# [Teks Bacaan]
Sabtu, 23 Maret 2019

Penjelasan Tentang Karma Individu dan Karma Kolektif oleh Bapak Anand Krishna

Efek Domino

Pagi itu matahari belum tinggi dan sinarnya pun masih bersahabat. Setelah sekitar 30 menit berolah raga di area pekarangan rumahnya, Satria kemudian masuk ke dapur dan menenggak segelas air putih sebagai pengganti cairan yang keluar dari tubuhnya saat berolah raga.

Setelah mandi dan berpakaian, Satria kemudian duduk belajar yang ada di kamarnya. Ia kemudian membuka laptopnya untuk kemudian membuka salah satu video Bapak Anand Krishna yang membahas tentang Karma.

Sehari sebelumnya ia memang sudah berniat untuk mempelajari penjelasan Bapak Anand Krishna perihal Karma tersebut. Memang ia sudah pernah membuka video tersebut, namun karena ketertarikan atas pembahasan tersebut, maka ia berniat untuk membukanya kembali.

Pagi hari di tempat tinggalnya itu, suasana tak terlalu ramai maklum hari itu adalah hari Minggu, jadi tetangga sekitarnya tak terlalu sibuk seperti hari-hari lainnya. Kecuali pedagang makanan seperti pedagang roti dan bubur ayam yang terdengar menjajakan dagangan mereka.

Satria mulai membuka video yang merupakan interview yang di-host oleh ibu Maya Safira Muchtar atau Maa Archana. Ibu Maya Safira Muchtar mulai percakapan dengan mengatakan bahwasanya ada seorang murid Smp yang bertanya tentang karma. Ia menjelaskan bahwa karma ada dua yakni yang sifatnya seperti bumerang dalam arti ketika kita berbuat sesuatu, kita langsung kena akibatnya dan yang ke dua yang bersifat efek domino. Lalu bagaimana kita tahu bila suatu kejadian yang menimpa kita itu efek bumerang atau efek domino?

Di sini Satria berhenti sebentar untuk memahami ternyata ada dua macam efek dari karma. Yang diibaratkan seperti bumerang, jadi ketika berbuat sesuatu, kita langsung mendapatkan hasilnya atau akibatnya. Dan yang kedua seperti efek domino, contohnya ketika kita menerima suatu hal yang tidak enak, tidak baik itu merupakan akibat dari perbuatan kita juga yang memang tidak langsung kita terima.  Seperti deretan kartu domino yang kita jatuhkan di bagian yang satu, maka pada akhirnya kartu domino yang terakhir jatuh ada pada kita juga.

# [Data Tercatat]
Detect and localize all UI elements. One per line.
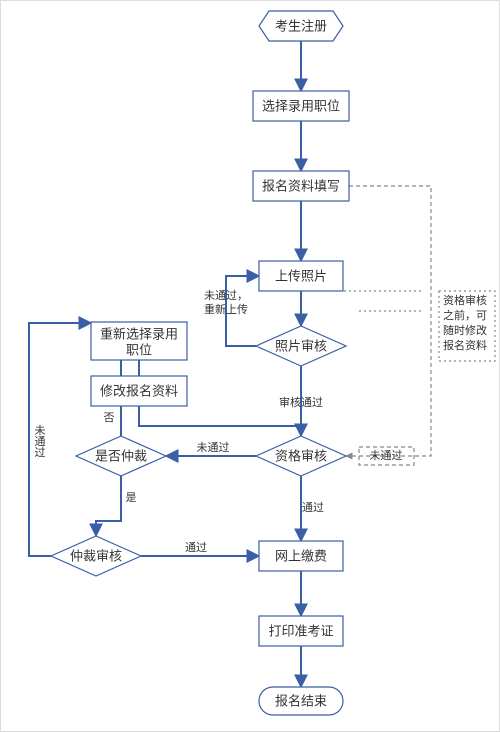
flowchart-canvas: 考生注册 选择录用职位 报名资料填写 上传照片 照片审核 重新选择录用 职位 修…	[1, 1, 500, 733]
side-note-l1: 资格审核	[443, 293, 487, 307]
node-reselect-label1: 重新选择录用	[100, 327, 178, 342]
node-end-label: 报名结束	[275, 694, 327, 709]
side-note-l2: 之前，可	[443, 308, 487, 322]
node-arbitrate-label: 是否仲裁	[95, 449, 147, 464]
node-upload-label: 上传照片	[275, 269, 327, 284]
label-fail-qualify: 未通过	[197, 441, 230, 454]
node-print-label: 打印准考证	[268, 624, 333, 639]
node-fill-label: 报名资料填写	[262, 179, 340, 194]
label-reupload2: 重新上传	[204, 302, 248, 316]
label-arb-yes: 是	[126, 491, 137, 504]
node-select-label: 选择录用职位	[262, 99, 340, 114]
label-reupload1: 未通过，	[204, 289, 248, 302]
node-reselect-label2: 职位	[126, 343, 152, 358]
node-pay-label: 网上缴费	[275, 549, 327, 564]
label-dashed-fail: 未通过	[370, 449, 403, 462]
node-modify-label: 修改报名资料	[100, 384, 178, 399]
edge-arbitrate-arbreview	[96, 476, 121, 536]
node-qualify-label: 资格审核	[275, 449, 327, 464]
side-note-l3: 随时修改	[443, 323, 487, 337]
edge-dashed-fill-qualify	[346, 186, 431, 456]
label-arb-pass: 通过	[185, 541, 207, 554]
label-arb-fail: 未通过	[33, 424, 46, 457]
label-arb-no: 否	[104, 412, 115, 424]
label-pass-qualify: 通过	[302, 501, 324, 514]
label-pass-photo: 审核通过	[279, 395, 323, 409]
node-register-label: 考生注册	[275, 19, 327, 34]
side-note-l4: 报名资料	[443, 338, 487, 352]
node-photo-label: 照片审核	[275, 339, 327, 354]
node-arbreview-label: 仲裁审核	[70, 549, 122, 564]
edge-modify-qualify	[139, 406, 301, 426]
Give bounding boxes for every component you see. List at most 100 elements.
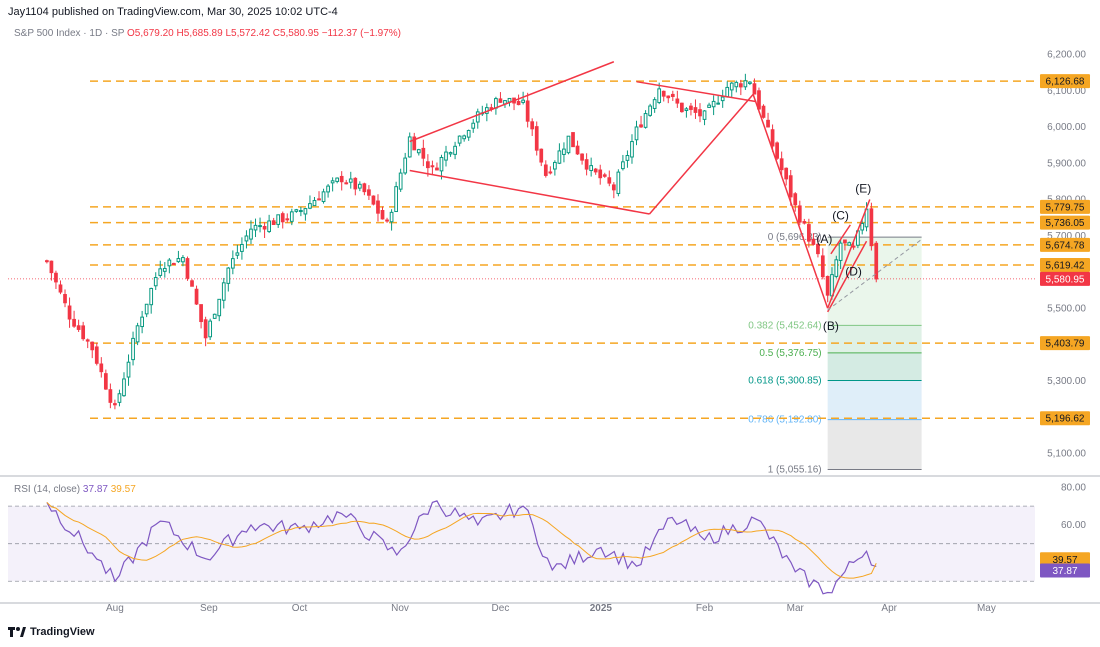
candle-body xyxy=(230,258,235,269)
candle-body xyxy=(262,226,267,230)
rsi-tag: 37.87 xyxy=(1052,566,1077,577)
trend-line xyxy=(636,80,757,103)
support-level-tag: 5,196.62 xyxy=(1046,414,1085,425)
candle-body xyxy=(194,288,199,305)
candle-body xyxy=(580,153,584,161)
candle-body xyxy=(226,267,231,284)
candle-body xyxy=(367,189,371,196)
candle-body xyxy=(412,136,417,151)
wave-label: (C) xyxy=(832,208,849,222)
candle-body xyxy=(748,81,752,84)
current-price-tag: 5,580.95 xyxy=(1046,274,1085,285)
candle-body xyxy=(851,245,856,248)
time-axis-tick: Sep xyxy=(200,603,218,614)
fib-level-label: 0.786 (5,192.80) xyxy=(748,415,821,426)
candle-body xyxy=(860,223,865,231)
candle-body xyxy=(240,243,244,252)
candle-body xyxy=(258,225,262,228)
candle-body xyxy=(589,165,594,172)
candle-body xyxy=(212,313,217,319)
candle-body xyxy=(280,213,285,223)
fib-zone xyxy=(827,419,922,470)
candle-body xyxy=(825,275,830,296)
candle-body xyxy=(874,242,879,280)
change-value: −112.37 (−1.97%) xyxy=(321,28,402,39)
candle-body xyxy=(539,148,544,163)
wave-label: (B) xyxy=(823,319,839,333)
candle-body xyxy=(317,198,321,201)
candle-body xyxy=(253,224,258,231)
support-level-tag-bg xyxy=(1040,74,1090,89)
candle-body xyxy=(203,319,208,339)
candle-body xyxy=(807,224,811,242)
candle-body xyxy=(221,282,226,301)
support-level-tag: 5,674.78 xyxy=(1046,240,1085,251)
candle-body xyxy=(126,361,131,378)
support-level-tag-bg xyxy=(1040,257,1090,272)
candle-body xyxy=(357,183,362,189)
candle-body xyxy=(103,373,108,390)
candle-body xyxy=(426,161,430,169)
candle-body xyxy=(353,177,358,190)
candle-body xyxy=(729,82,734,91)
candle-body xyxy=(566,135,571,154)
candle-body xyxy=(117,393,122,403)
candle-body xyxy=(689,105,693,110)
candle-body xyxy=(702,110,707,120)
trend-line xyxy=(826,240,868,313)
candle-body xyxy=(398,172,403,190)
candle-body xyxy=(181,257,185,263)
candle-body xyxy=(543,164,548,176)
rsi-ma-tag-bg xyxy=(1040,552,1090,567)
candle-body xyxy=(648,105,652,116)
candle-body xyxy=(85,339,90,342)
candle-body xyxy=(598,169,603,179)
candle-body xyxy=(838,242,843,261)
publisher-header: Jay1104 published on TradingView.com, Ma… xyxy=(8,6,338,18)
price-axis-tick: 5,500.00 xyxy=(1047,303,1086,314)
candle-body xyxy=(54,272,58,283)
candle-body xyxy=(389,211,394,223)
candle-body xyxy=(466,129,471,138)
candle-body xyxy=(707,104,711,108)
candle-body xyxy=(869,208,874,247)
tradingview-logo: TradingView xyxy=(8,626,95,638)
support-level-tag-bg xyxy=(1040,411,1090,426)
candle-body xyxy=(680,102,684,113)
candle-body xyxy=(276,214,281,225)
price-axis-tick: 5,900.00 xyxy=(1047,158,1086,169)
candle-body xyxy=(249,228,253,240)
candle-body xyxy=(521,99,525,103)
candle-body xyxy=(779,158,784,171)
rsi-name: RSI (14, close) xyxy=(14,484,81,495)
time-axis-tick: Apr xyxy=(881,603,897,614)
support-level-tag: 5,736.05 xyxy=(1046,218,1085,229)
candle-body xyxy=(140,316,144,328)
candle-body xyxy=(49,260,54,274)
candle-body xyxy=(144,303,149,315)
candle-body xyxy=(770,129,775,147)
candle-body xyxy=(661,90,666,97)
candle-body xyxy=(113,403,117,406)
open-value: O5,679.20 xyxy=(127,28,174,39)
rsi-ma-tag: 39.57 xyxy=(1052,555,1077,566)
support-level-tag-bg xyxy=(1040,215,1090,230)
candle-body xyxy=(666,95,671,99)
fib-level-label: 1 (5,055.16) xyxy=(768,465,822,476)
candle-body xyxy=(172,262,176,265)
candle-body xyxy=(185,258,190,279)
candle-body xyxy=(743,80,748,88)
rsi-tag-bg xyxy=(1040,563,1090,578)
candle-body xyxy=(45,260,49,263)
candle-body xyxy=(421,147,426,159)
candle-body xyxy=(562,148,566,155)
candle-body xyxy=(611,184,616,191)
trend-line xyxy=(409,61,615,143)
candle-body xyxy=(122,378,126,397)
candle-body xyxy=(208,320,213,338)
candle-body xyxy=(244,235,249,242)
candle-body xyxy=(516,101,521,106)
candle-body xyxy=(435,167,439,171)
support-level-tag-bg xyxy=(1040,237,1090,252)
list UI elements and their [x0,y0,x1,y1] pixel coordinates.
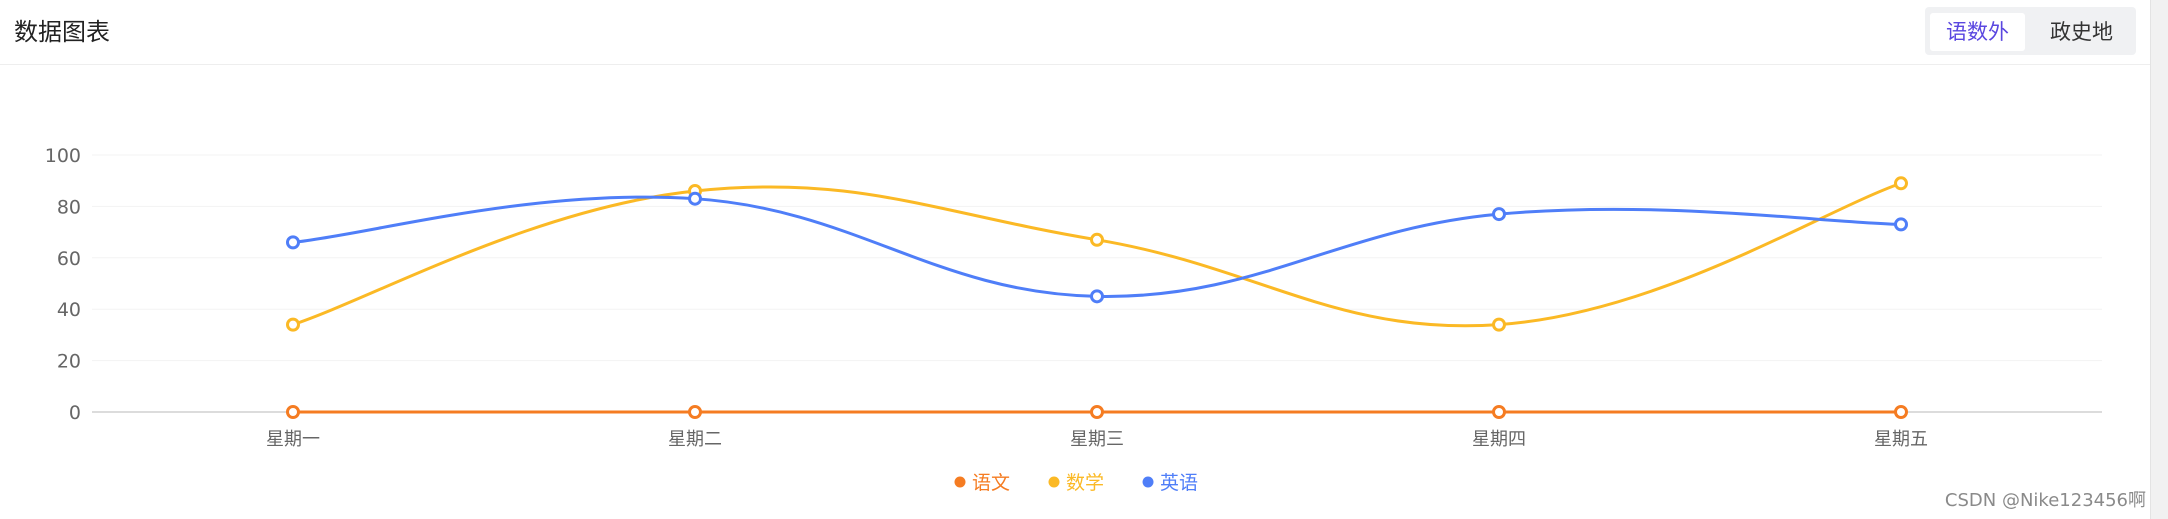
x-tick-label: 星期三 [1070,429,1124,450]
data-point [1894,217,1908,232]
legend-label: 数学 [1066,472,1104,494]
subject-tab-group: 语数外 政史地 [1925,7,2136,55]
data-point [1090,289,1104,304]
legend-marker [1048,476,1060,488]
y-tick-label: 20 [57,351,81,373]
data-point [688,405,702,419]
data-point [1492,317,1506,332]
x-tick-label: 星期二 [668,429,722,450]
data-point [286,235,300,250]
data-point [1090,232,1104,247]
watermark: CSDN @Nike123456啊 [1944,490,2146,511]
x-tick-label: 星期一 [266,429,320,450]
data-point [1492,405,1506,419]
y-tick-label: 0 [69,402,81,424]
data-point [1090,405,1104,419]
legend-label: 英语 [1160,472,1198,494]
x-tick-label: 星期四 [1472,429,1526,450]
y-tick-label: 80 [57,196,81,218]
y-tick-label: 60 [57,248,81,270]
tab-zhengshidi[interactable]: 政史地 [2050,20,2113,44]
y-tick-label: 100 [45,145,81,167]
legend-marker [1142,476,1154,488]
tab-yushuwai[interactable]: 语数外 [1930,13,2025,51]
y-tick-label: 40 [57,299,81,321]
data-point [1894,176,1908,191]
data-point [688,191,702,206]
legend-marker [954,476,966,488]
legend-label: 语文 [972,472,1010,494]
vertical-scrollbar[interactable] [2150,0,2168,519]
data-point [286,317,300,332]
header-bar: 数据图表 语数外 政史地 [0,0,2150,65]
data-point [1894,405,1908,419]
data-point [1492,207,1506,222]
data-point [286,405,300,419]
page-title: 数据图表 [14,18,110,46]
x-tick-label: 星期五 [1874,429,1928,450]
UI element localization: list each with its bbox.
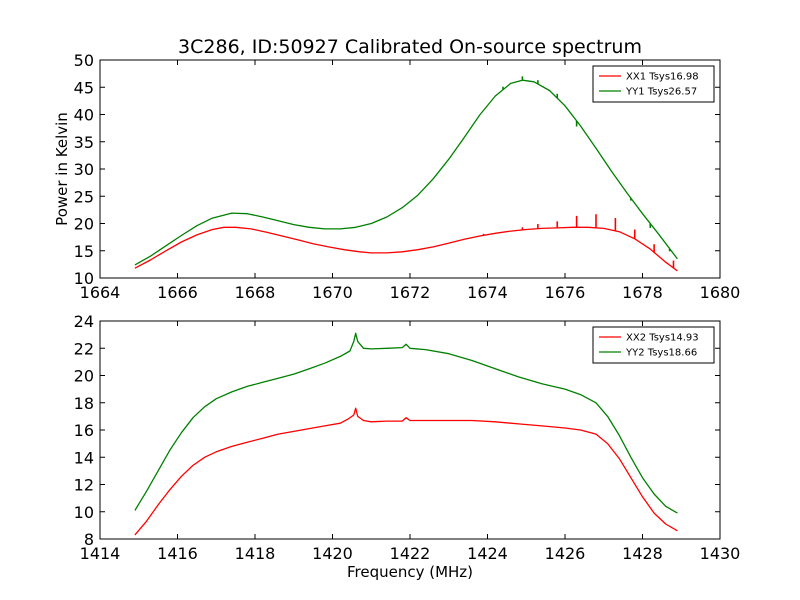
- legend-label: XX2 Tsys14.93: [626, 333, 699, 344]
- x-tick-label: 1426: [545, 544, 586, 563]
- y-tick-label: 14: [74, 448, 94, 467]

# [Yang Dikerjakan]
**a.** Jawablah pertanyaan berikut sesuai teks bacaan.
(i) Berapa lama Satria berolahraga di pekarangan rumahnya?
(ii) Pedagang apa saja yang terdengar menjajakan dagangan pagi itu?
(iii) Siapa yang menjadi host wawancara dalam video yang dibuka Satria?
**b.** Terjemahkan kalimat dari teks bacaan ini ke dalam bahasa Inggris: "Pagi itu matahari belum tinggi dan sinarnya pun masih bersahabat."

# [Jawaban Berurutan]
**a.**
(i) Sekitar 30 menit.
(ii) Pedagang roti dan bubur ayam.
(iii) Ibu Maya Safira Muchtar atau Maa Archana.

**b.** That morning the sun was not yet high, and its rays were still gentle.